— begin —
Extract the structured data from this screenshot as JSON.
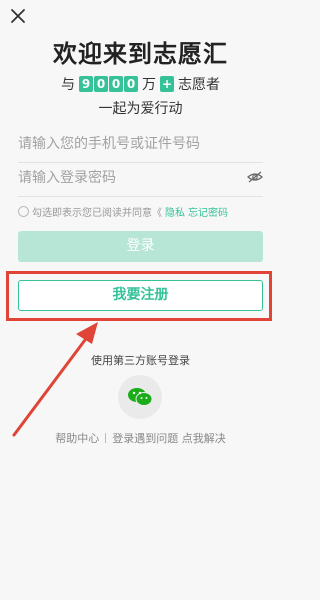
{
  "header": {
    "title": "欢迎来到志愿汇",
    "count_prefix": "与",
    "count_digits": [
      "9",
      "0",
      "0",
      "0"
    ],
    "count_unit": "万",
    "count_plus": "+",
    "count_suffix": "志愿者",
    "subtitle": "一起为爱行动"
  },
  "form": {
    "phone_placeholder": "请输入您的手机号或证件号码",
    "password_placeholder": "请输入登录密码",
    "agreement_text": "勾选即表示您已阅读并同意《",
    "agreement_link": "隐私",
    "forgot_link": "忘记密码",
    "login_label": "登录",
    "register_label": "我要注册"
  },
  "third_party": {
    "label": "使用第三方账号登录",
    "wechat_icon": "wechat-icon"
  },
  "footer": {
    "help": "帮助中心",
    "problem": "登录遇到问题 点我解决"
  },
  "colors": {
    "accent": "#35c299",
    "login_disabled": "#b8e6d6",
    "annotation": "#e04436"
  }
}
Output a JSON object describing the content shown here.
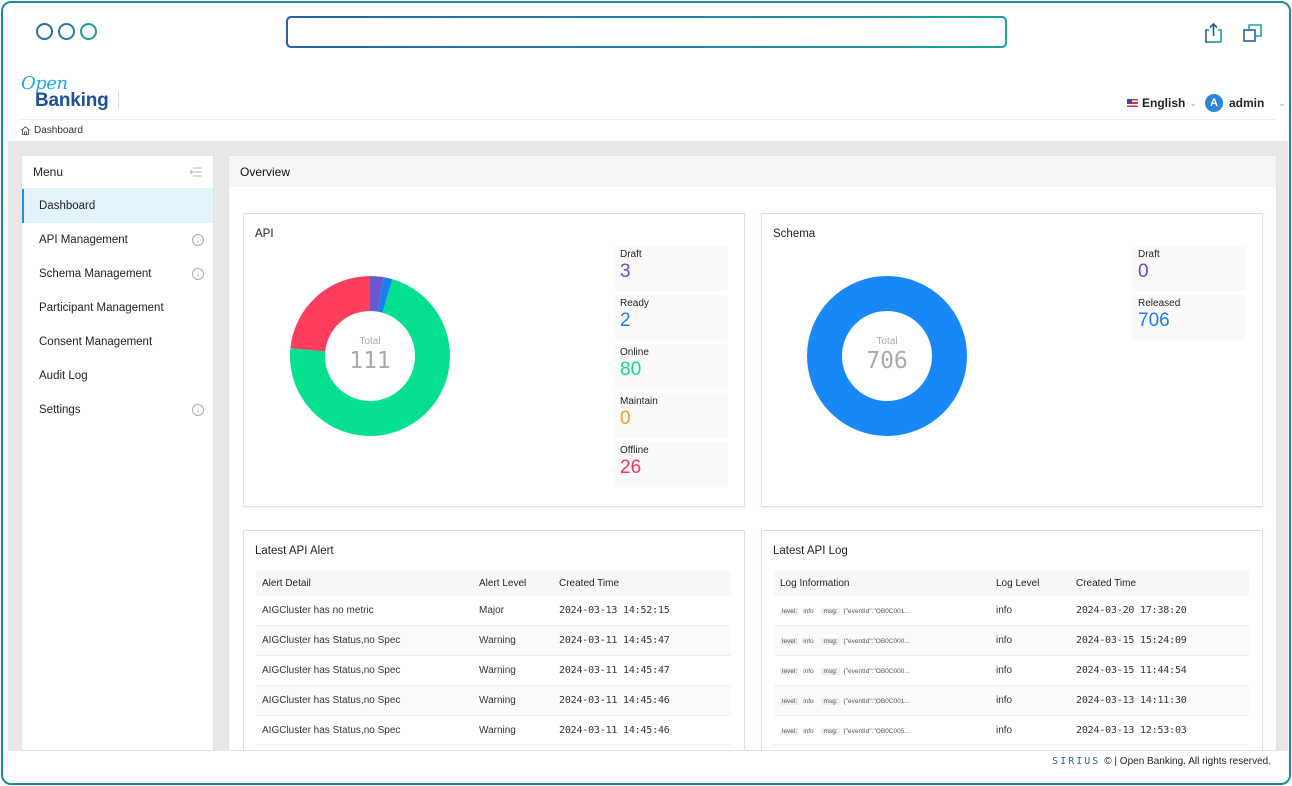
{
  "chrome": {
    "url": "",
    "share_icon": "share-icon",
    "windows_icon": "windows-icon"
  },
  "header": {
    "logo_top": "Open",
    "logo_bottom": "Banking",
    "language": "English",
    "user": "admin",
    "user_initial": "A"
  },
  "breadcrumb": {
    "items": [
      "Dashboard"
    ]
  },
  "sidebar": {
    "title": "Menu",
    "items": [
      {
        "label": "Dashboard",
        "active": true,
        "expandable": false
      },
      {
        "label": "API Management",
        "active": false,
        "expandable": true
      },
      {
        "label": "Schema Management",
        "active": false,
        "expandable": true
      },
      {
        "label": "Participant Management",
        "active": false,
        "expandable": false
      },
      {
        "label": "Consent Management",
        "active": false,
        "expandable": false
      },
      {
        "label": "Audit Log",
        "active": false,
        "expandable": false
      },
      {
        "label": "Settings",
        "active": false,
        "expandable": true
      }
    ]
  },
  "main": {
    "title": "Overview",
    "api_card": {
      "title": "API",
      "total_label": "Total",
      "total": "111",
      "stats": [
        {
          "label": "Draft",
          "value": "3",
          "color": "#6a45c8"
        },
        {
          "label": "Ready",
          "value": "2",
          "color": "#1a7ff0"
        },
        {
          "label": "Online",
          "value": "80",
          "color": "#19d68c"
        },
        {
          "label": "Maintain",
          "value": "0",
          "color": "#f0a020"
        },
        {
          "label": "Offline",
          "value": "26",
          "color": "#f0365a"
        }
      ]
    },
    "schema_card": {
      "title": "Schema",
      "total_label": "Total",
      "total": "706",
      "stats": [
        {
          "label": "Draft",
          "value": "0",
          "color": "#6a45c8"
        },
        {
          "label": "Released",
          "value": "706",
          "color": "#1a7ff0"
        }
      ]
    },
    "alert_card": {
      "title": "Latest API Alert",
      "columns": [
        "Alert Detail",
        "Alert Level",
        "Created Time"
      ],
      "rows": [
        [
          "AIGCluster has no metric",
          "Major",
          "2024-03-13 14:52:15"
        ],
        [
          "AIGCluster has Status,no Spec",
          "Warning",
          "2024-03-11 14:45:47"
        ],
        [
          "AIGCluster has Status,no Spec",
          "Warning",
          "2024-03-11 14:45:47"
        ],
        [
          "AIGCluster has Status,no Spec",
          "Warning",
          "2024-03-11 14:45:46"
        ],
        [
          "AIGCluster has Status,no Spec",
          "Warning",
          "2024-03-11 14:45:46"
        ]
      ]
    },
    "log_card": {
      "title": "Latest API Log",
      "columns": [
        "Log Information",
        "Log Level",
        "Created Time"
      ],
      "level_tag": "level:",
      "msg_tag": "msg:",
      "rows": [
        {
          "level": "info",
          "msg": "{\"eventId\":\"OB0C001...",
          "log_level": "info",
          "time": "2024-03-20 17:38:20"
        },
        {
          "level": "info",
          "msg": "{\"eventId\":\"OB0C000...",
          "log_level": "info",
          "time": "2024-03-15 15:24:09"
        },
        {
          "level": "info",
          "msg": "{\"eventId\":\"OB0C000...",
          "log_level": "info",
          "time": "2024-03-15 11:44:54"
        },
        {
          "level": "info",
          "msg": "{\"eventId\":\"OB0C001...",
          "log_level": "info",
          "time": "2024-03-13 14:11:30"
        },
        {
          "level": "info",
          "msg": "{\"eventId\":\"OB0C005...",
          "log_level": "info",
          "time": "2024-03-13 12:53:03"
        }
      ]
    }
  },
  "footer": {
    "brand": "SIRIUS",
    "text": "© | Open Banking. All rights reserved."
  },
  "chart_data": [
    {
      "type": "pie",
      "title": "API",
      "center_label": "Total",
      "center_value": 111,
      "categories": [
        "Draft",
        "Ready",
        "Online",
        "Maintain",
        "Offline"
      ],
      "values": [
        3,
        2,
        80,
        0,
        26
      ],
      "colors": [
        "#6a5ad0",
        "#1a7ff0",
        "#05e090",
        "#f0a020",
        "#ff3d5c"
      ]
    },
    {
      "type": "pie",
      "title": "Schema",
      "center_label": "Total",
      "center_value": 706,
      "categories": [
        "Draft",
        "Released"
      ],
      "values": [
        0,
        706
      ],
      "colors": [
        "#6a45c8",
        "#1888f8"
      ]
    }
  ]
}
— end —
* Task statement
Pictures are not part of the copy; reproduce everything else in the records exactly.

* Reply
Extract the structured data from this screenshot as JSON.
{
  "header": {
    "title": "欢迎来到志愿汇",
    "count_prefix": "与",
    "count_digits": [
      "9",
      "0",
      "0",
      "0"
    ],
    "count_unit": "万",
    "count_plus": "+",
    "count_suffix": "志愿者",
    "subtitle": "一起为爱行动"
  },
  "form": {
    "phone_placeholder": "请输入您的手机号或证件号码",
    "password_placeholder": "请输入登录密码",
    "agreement_text": "勾选即表示您已阅读并同意《",
    "agreement_link": "隐私",
    "forgot_link": "忘记密码",
    "login_label": "登录",
    "register_label": "我要注册"
  },
  "third_party": {
    "label": "使用第三方账号登录",
    "wechat_icon": "wechat-icon"
  },
  "footer": {
    "help": "帮助中心",
    "problem": "登录遇到问题 点我解决"
  },
  "colors": {
    "accent": "#35c299",
    "login_disabled": "#b8e6d6",
    "annotation": "#e04436"
  }
}
Output a JSON object describing the content shown here.
{
  "chrome": {
    "url": "",
    "share_icon": "share-icon",
    "windows_icon": "windows-icon"
  },
  "header": {
    "logo_top": "Open",
    "logo_bottom": "Banking",
    "language": "English",
    "user": "admin",
    "user_initial": "A"
  },
  "breadcrumb": {
    "items": [
      "Dashboard"
    ]
  },
  "sidebar": {
    "title": "Menu",
    "items": [
      {
        "label": "Dashboard",
        "active": true,
        "expandable": false
      },
      {
        "label": "API Management",
        "active": false,
        "expandable": true
      },
      {
        "label": "Schema Management",
        "active": false,
        "expandable": true
      },
      {
        "label": "Participant Management",
        "active": false,
        "expandable": false
      },
      {
        "label": "Consent Management",
        "active": false,
        "expandable": false
      },
      {
        "label": "Audit Log",
        "active": false,
        "expandable": false
      },
      {
        "label": "Settings",
        "active": false,
        "expandable": true
      }
    ]
  },
  "main": {
    "title": "Overview",
    "api_card": {
      "title": "API",
      "total_label": "Total",
      "total": "111",
      "stats": [
        {
          "label": "Draft",
          "value": "3",
          "color": "#6a45c8"
        },
        {
          "label": "Ready",
          "value": "2",
          "color": "#1a7ff0"
        },
        {
          "label": "Online",
          "value": "80",
          "color": "#19d68c"
        },
        {
          "label": "Maintain",
          "value": "0",
          "color": "#f0a020"
        },
        {
          "label": "Offline",
          "value": "26",
          "color": "#f0365a"
        }
      ]
    },
    "schema_card": {
      "title": "Schema",
      "total_label": "Total",
      "total": "706",
      "stats": [
        {
          "label": "Draft",
          "value": "0",
          "color": "#6a45c8"
        },
        {
          "label": "Released",
          "value": "706",
          "color": "#1a7ff0"
        }
      ]
    },
    "alert_card": {
      "title": "Latest API Alert",
      "columns": [
        "Alert Detail",
        "Alert Level",
        "Created Time"
      ],
      "rows": [
        [
          "AIGCluster has no metric",
          "Major",
          "2024-03-13 14:52:15"
        ],
        [
          "AIGCluster has Status,no Spec",
          "Warning",
          "2024-03-11 14:45:47"
        ],
        [
          "AIGCluster has Status,no Spec",
          "Warning",
          "2024-03-11 14:45:47"
        ],
        [
          "AIGCluster has Status,no Spec",
          "Warning",
          "2024-03-11 14:45:46"
        ],
        [
          "AIGCluster has Status,no Spec",
          "Warning",
          "2024-03-11 14:45:46"
        ]
      ]
    },
    "log_card": {
      "title": "Latest API Log",
      "columns": [
        "Log Information",
        "Log Level",
        "Created Time"
      ],
      "level_tag": "level:",
      "msg_tag": "msg:",
      "rows": [
        {
          "level": "info",
          "msg": "{\"eventId\":\"OB0C001...",
          "log_level": "info",
          "time": "2024-03-20 17:38:20"
        },
        {
          "level": "info",
          "msg": "{\"eventId\":\"OB0C000...",
          "log_level": "info",
          "time": "2024-03-15 15:24:09"
        },
        {
          "level": "info",
          "msg": "{\"eventId\":\"OB0C000...",
          "log_level": "info",
          "time": "2024-03-15 11:44:54"
        },
        {
          "level": "info",
          "msg": "{\"eventId\":\"OB0C001...",
          "log_level": "info",
          "time": "2024-03-13 14:11:30"
        },
        {
          "level": "info",
          "msg": "{\"eventId\":\"OB0C005...",
          "log_level": "info",
          "time": "2024-03-13 12:53:03"
        }
      ]
    }
  },
  "footer": {
    "brand": "SIRIUS",
    "text": "© | Open Banking. All rights reserved."
  },
  "chart_data": [
    {
      "type": "pie",
      "title": "API",
      "center_label": "Total",
      "center_value": 111,
      "categories": [
        "Draft",
        "Ready",
        "Online",
        "Maintain",
        "Offline"
      ],
      "values": [
        3,
        2,
        80,
        0,
        26
      ],
      "colors": [
        "#6a5ad0",
        "#1a7ff0",
        "#05e090",
        "#f0a020",
        "#ff3d5c"
      ]
    },
    {
      "type": "pie",
      "title": "Schema",
      "center_label": "Total",
      "center_value": 706,
      "categories": [
        "Draft",
        "Released"
      ],
      "values": [
        0,
        706
      ],
      "colors": [
        "#6a45c8",
        "#1888f8"
      ]
    }
  ]
}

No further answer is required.